§ **PASSAGE SHOWN**

===============

# Random Artwork *banana face included*



## PixelBrain (Nov 21, 2009)

Ok, So some of these are kinda old so don't be too harsh. I'd definitely like to hear what you think though.
Also, almost all of these are unfinished lol.

BANANA FACE! 










Flesh eating worm thing










Was supposed to be a kind of Wannabe gunslinger. Much in the vein of one of the characters in the film Seven Samurai lol.










I dont know, It started out as my own interpretation of Hop Frog but ended up some kind of demented baby creature thing with boobs.










Just another funny face.










An axe murderer who looks like he has down syndrome or something.










One of the Low polygon 3d characters I made. I'm a bit angry this was the only one I could find cus its kinda shotty. It was supposed to be a Monkey - Man creature. (If you know anything about 3D you can tell the normal map is kinda torn in places but whatevs)



















Last one. Another funny face.


----------



## susurration (Oct 22, 2009)

That banana face looks like my dad. seriously.

nice work. I lubs it roud:

I like how you draw eyes, I dunno what it is about them.


----------



## PixelBrain (Nov 21, 2009)

NatalieAnne said:


> That banana face looks like my dad. seriously.
> 
> nice work. I lubs it roud:
> 
> I like how you draw eyes, I dunno what it is about them.


Thank you lol, the eyes are usually the part I spend the most time on :happy: .

That's hilarious that the banana face looks like your dad lol. Kinda weird though because my friend said it looks like his dad too. Maybe it just has one of those fatherly faces :crazy:.

===============

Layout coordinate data
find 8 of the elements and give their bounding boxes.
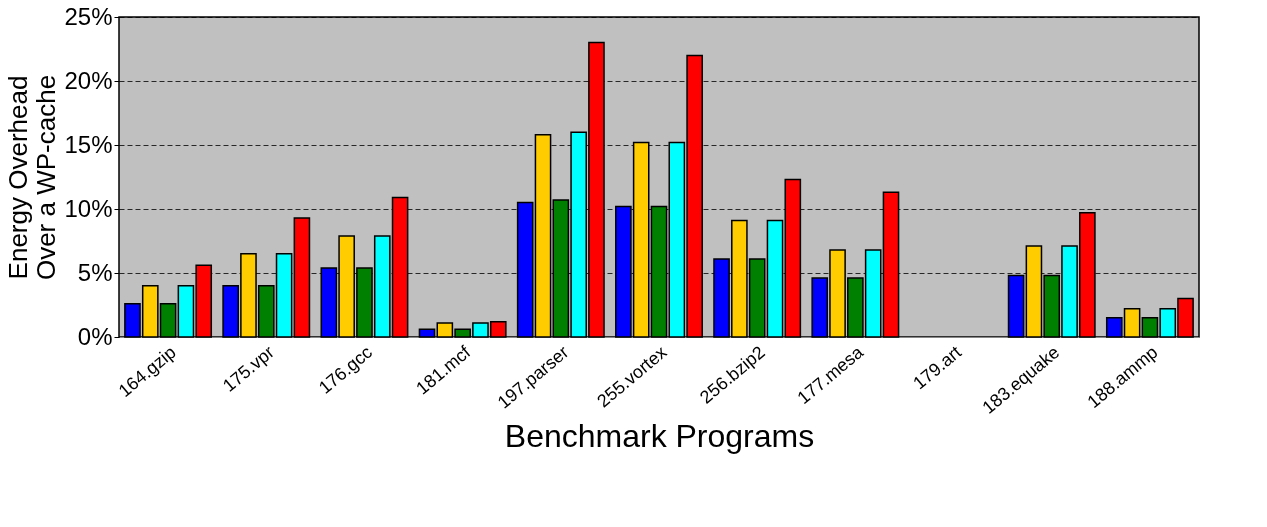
y-tick-label: 0% bbox=[77, 322, 113, 350]
y-tick-label: 20% bbox=[64, 66, 113, 94]
y-axis-title: Energy Overhead Over a WP-cache bbox=[3, 74, 62, 281]
y-tick-label: 25% bbox=[64, 2, 113, 30]
y-tick-label: 5% bbox=[77, 258, 113, 286]
y-tick-label: 15% bbox=[64, 130, 113, 158]
y-tick-label: 10% bbox=[64, 194, 113, 222]
x-axis-title: Benchmark Programs bbox=[504, 417, 815, 454]
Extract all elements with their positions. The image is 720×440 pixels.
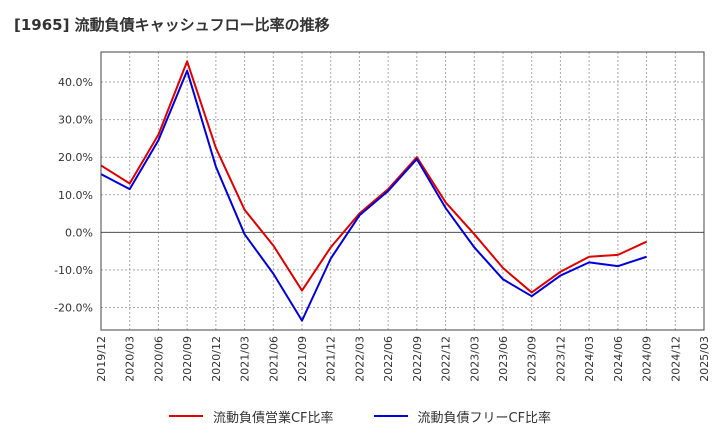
x-tick-label: 2024/06	[612, 336, 625, 382]
x-tick-label: 2022/12	[440, 336, 453, 382]
legend-label-free-cf: 流動負債フリーCF比率	[417, 410, 552, 426]
x-tick-label: 2022/09	[411, 336, 424, 382]
legend: 流動負債営業CF比率 流動負債フリーCF比率	[0, 405, 720, 427]
x-tick-label: 2022/06	[382, 336, 395, 382]
y-tick-label: 40.0%	[58, 76, 93, 89]
legend-item-free-cf: 流動負債フリーCF比率	[373, 407, 552, 426]
legend-item-operating-cf: 流動負債営業CF比率	[168, 407, 334, 426]
series-line-free-cf	[100, 69, 647, 322]
x-tick-label: 2021/09	[296, 336, 309, 382]
legend-swatch-free-cf	[373, 415, 408, 417]
x-tick-label: 2020/06	[152, 336, 165, 382]
x-tick-label: 2022/03	[353, 336, 366, 382]
series-line-operating-cf	[100, 60, 647, 294]
x-tick-label: 2023/12	[554, 336, 567, 382]
x-tick-label: 2020/03	[124, 336, 137, 382]
x-tick-label: 2021/12	[325, 336, 338, 382]
y-tick-label: 20.0%	[58, 151, 93, 164]
x-tick-label: 2021/06	[267, 336, 280, 382]
x-tick-label: 2020/09	[181, 336, 194, 382]
chart-title: [1965] 流動負債キャッシュフロー比率の推移	[14, 16, 330, 34]
x-tick-label: 2024/12	[669, 336, 682, 382]
x-tick-label: 2024/09	[641, 336, 654, 382]
legend-swatch-operating-cf	[168, 415, 203, 417]
y-tick-label: -20.0%	[54, 301, 93, 314]
x-tick-label: 2019/12	[95, 336, 108, 382]
y-axis-ticks: 40.0% 30.0% 20.0% 10.0% 0.0% -10.0% -20.0%	[54, 76, 93, 314]
y-tick-label: -10.0%	[54, 264, 93, 277]
x-tick-label: 2021/03	[239, 336, 252, 382]
y-tick-label: 30.0%	[58, 114, 93, 127]
x-axis-ticks: 2019/12 2020/03 2020/06 2020/09 2020/12 2021/…	[95, 336, 711, 382]
x-tick-label: 2023/09	[526, 336, 539, 382]
y-tick-label: 0.0%	[65, 226, 93, 239]
plot-frame	[100, 51, 705, 331]
x-tick-label: 2025/03	[698, 336, 711, 382]
x-tick-label: 2023/06	[497, 336, 510, 382]
x-tick-label: 2020/12	[210, 336, 223, 382]
legend-label-operating-cf: 流動負債営業CF比率	[212, 410, 334, 426]
y-tick-label: 10.0%	[58, 189, 93, 202]
x-tick-label: 2024/03	[583, 336, 596, 382]
plot-background	[101, 52, 704, 330]
x-tick-label: 2023/03	[468, 336, 481, 382]
series-layer	[100, 60, 647, 322]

===============

Replace "normal map" with "texture map" in the artwork thread's passage starting at "An axe murderer" and ending at "places but whatevs)", and give that passage. The listing comes from a source separate from the artwork thread.

An axe murderer who looks like he has down syndrome or something.










One of the Low polygon 3d characters I made. I'm a bit angry this was the only one I could find cus its kinda shotty. It was supposed to be a Monkey - Man creature. (If you know anything about 3D you can tell the texture map is kinda torn in places but whatevs)